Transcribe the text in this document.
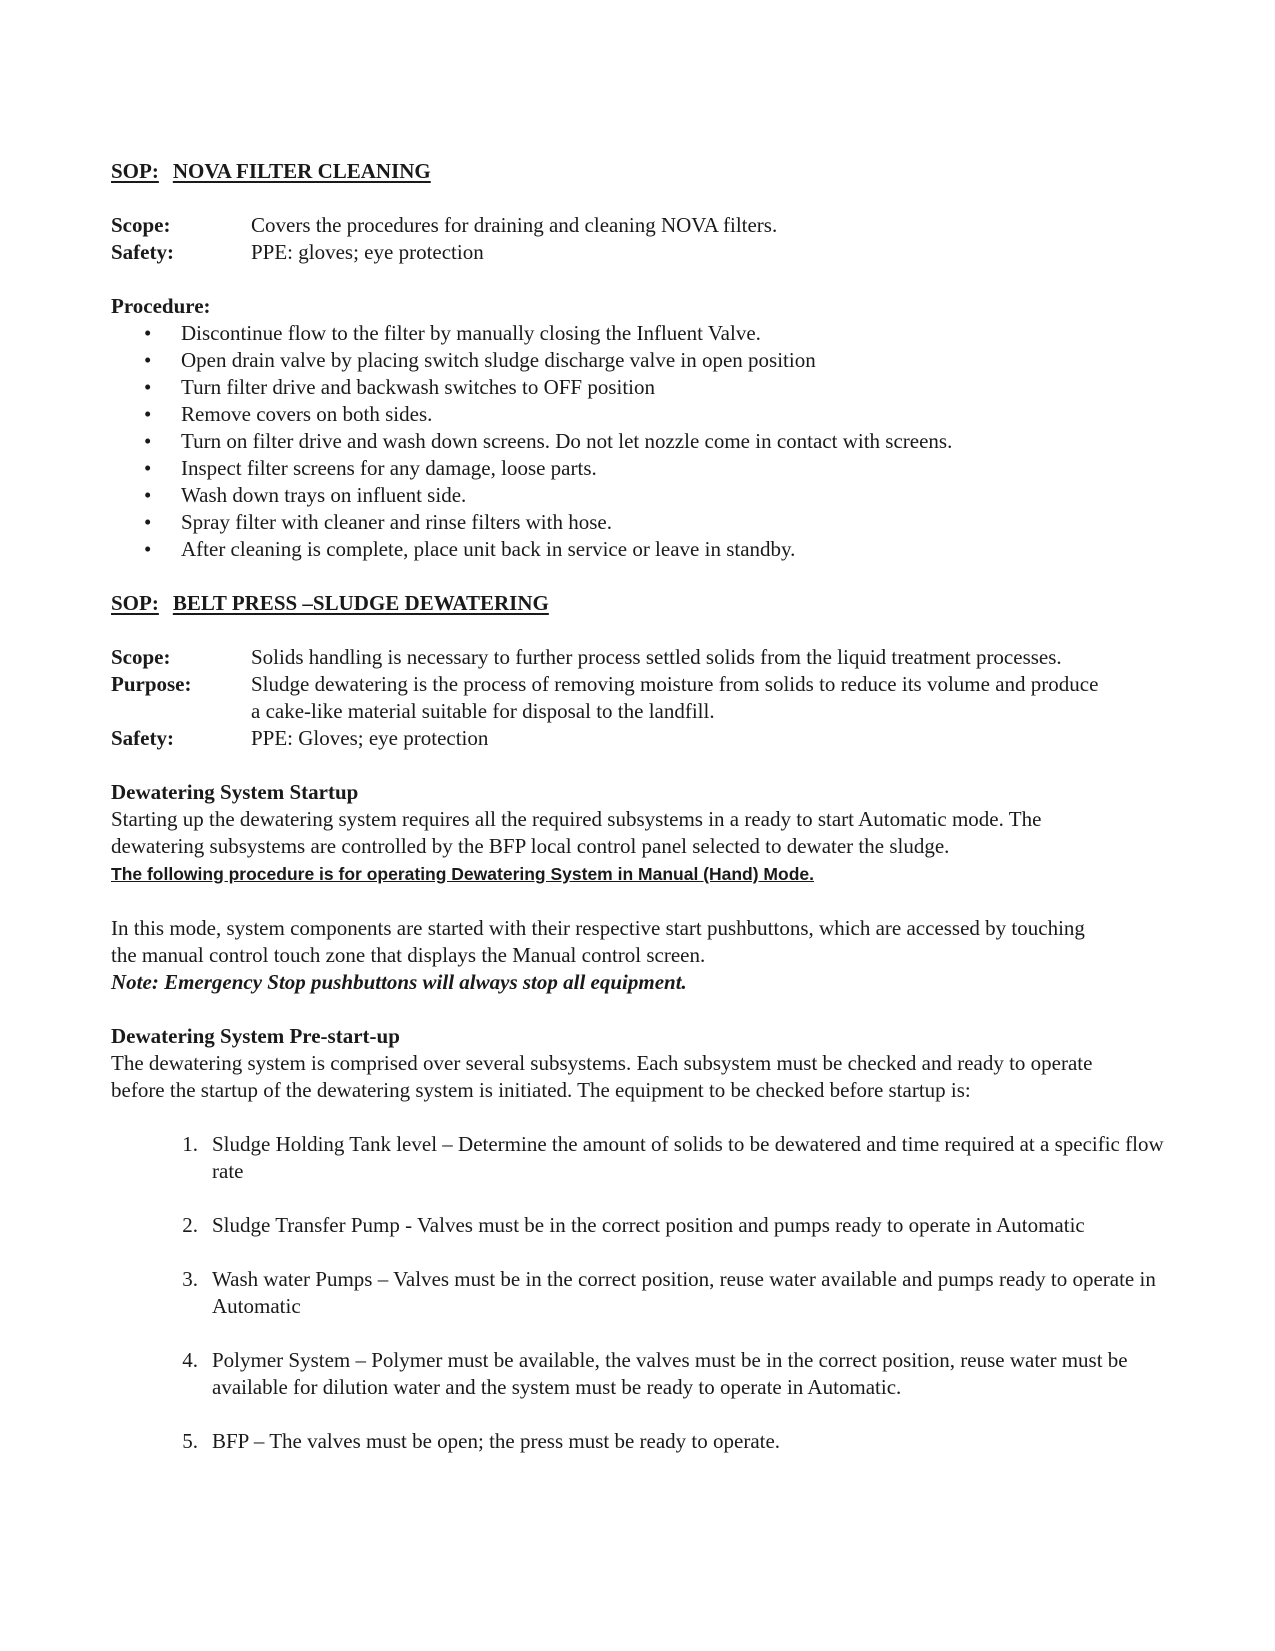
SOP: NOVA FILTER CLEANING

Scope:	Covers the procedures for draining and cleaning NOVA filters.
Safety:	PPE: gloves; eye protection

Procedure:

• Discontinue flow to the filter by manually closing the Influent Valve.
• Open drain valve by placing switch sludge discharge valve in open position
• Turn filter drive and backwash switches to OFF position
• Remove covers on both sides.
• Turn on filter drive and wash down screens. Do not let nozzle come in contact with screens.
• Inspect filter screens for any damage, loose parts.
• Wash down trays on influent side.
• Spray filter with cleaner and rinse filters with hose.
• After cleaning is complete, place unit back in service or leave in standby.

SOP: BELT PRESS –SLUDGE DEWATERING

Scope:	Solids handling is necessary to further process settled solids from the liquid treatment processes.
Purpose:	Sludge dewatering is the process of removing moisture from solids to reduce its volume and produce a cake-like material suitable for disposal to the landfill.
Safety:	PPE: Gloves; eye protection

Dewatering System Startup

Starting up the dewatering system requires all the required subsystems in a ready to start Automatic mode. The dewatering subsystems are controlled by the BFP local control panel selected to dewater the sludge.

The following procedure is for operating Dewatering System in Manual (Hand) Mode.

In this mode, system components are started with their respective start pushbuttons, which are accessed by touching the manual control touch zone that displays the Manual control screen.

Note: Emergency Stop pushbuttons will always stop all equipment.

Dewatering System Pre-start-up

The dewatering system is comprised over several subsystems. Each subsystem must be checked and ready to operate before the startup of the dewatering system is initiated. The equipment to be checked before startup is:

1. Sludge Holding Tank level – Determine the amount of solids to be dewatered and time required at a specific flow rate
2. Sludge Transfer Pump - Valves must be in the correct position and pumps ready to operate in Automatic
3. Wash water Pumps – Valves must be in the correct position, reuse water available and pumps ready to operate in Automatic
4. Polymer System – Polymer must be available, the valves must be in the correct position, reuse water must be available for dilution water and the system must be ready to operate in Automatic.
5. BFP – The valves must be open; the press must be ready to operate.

* * *

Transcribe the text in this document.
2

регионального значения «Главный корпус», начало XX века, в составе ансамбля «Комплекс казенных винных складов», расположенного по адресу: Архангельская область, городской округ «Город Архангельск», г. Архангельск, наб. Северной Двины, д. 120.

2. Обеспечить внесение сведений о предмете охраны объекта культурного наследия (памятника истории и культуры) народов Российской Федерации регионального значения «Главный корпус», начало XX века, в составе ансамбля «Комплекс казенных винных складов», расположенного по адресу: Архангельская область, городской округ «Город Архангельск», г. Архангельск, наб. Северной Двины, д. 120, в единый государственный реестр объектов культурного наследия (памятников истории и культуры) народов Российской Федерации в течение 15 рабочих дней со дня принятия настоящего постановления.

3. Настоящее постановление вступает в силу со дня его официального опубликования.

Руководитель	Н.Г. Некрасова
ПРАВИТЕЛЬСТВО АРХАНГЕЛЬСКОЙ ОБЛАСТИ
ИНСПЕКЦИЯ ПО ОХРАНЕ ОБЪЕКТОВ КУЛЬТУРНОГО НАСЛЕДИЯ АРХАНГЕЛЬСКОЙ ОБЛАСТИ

* * *

▸ **Set task**: On how many lines does the word "down" appear? Answer with only the number.

▸ **Correct response**: 2